Leave out the pictures and transcribe the rest of the records exactly.

[Saved entries]
──────────────────────────────

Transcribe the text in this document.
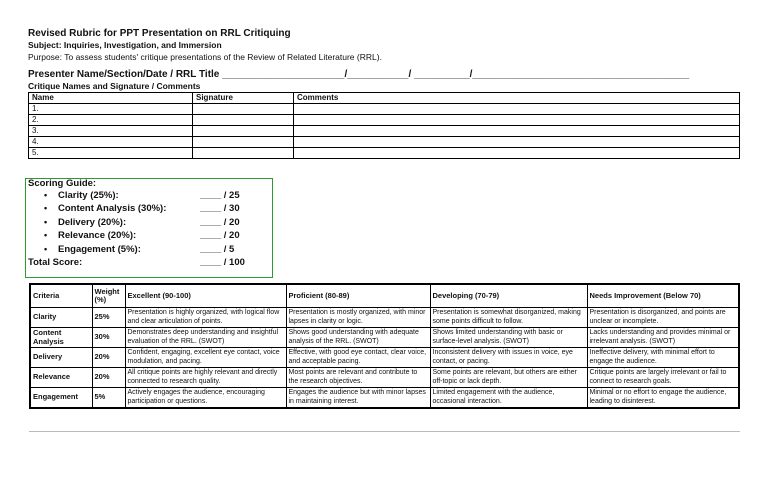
Revised Rubric for PPT Presentation on RRL Critiquing
Subject: Inquiries, Investigation, and Immersion
Purpose: To assess students' critique presentations of the Review of Related Literature (RRL).
Presenter Name/Section/Date / RRL Title ______________________/___________/ __________/_______________________________________
Critique Names and Signature / Comments
Name	Signature	Comments
1.		
2.		
3.		
4.		
5.		
Scoring Guide:
• Clarity (25%):	____ / 25
• Content Analysis (30%):	____ / 30
• Delivery (20%):	____ / 20
• Relevance (20%):	____ / 20
• Engagement (5%):	____ / 5
Total Score:	____ / 100
Criteria	Weight (%)	Excellent (90-100)	Proficient (80-89)	Developing (70-79)	Needs Improvement (Below 70)
Clarity	25%	Presentation is highly organized, with logical flow and clear articulation of points.	Presentation is mostly organized, with minor lapses in clarity or logic.	Presentation is somewhat disorganized, making some points difficult to follow.	Presentation is disorganized, and points are unclear or incomplete.
Content Analysis	30%	Demonstrates deep understanding and insightful evaluation of the RRL. (SWOT)	Shows good understanding with adequate analysis of the RRL. (SWOT)	Shows limited understanding with basic or surface-level analysis. (SWOT)	Lacks understanding and provides minimal or irrelevant analysis. (SWOT)
Delivery	20%	Confident, engaging, excellent eye contact, voice modulation, and pacing.	Effective, with good eye contact, clear voice, and acceptable pacing.	Inconsistent delivery with issues in voice, eye contact, or pacing.	Ineffective delivery, with minimal effort to engage the audience.
Relevance	20%	All critique points are highly relevant and directly connected to research quality.	Most points are relevant and contribute to the research objectives.	Some points are relevant, but others are either off-topic or lack depth.	Critique points are largely irrelevant or fail to connect to research goals.
Engagement	5%	Actively engages the audience, encouraging participation or questions.	Engages the audience but with minor lapses in maintaining interest.	Limited engagement with the audience, occasional interaction.	Minimal or no effort to engage the audience, leading to disinterest.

──────────────────────────────

* In response
Transcribe the text in this document.
Revised Rubric for PPT Presentation on RRL Critiquing
Subject: Inquiries, Investigation, and Immersion
Purpose: To assess students' critique presentations of the Review of Related Literature (RRL).
Presenter Name/Section/Date / RRL Title ______________________/___________/ __________/_______________________________________
Critique Names and Signature / Comments
Name	Signature	Comments
1.		
2.		
3.		
4.		
5.		
Scoring Guide:
• Clarity (25%):	____ / 25
• Content Analysis (30%):	____ / 30
• Delivery (20%):	____ / 20
• Relevance (20%):	____ / 20
• Engagement (5%):	____ / 5
Total Score:	____ / 100
Criteria	Weight (%)	Excellent (90-100)	Proficient (80-89)	Developing (70-79)	Needs Improvement (Below 70)
Clarity	25%	Presentation is highly organized, with logical flow and clear articulation of points.	Presentation is mostly organized, with minor lapses in clarity or logic.	Presentation is somewhat disorganized, making some points difficult to follow.	Presentation is disorganized, and points are unclear or incomplete.
Content Analysis	30%	Demonstrates deep understanding and insightful evaluation of the RRL. (SWOT)	Shows good understanding with adequate analysis of the RRL. (SWOT)	Shows limited understanding with basic or surface-level analysis. (SWOT)	Lacks understanding and provides minimal or irrelevant analysis. (SWOT)
Delivery	20%	Confident, engaging, excellent eye contact, voice modulation, and pacing.	Effective, with good eye contact, clear voice, and acceptable pacing.	Inconsistent delivery with issues in voice, eye contact, or pacing.	Ineffective delivery, with minimal effort to engage the audience.
Relevance	20%	All critique points are highly relevant and directly connected to research quality.	Most points are relevant and contribute to the research objectives.	Some points are relevant, but others are either off-topic or lack depth.	Critique points are largely irrelevant or fail to connect to research goals.
Engagement	5%	Actively engages the audience, encouraging participation or questions.	Engages the audience but with minor lapses in maintaining interest.	Limited engagement with the audience, occasional interaction.	Minimal or no effort to engage the audience, leading to disinterest.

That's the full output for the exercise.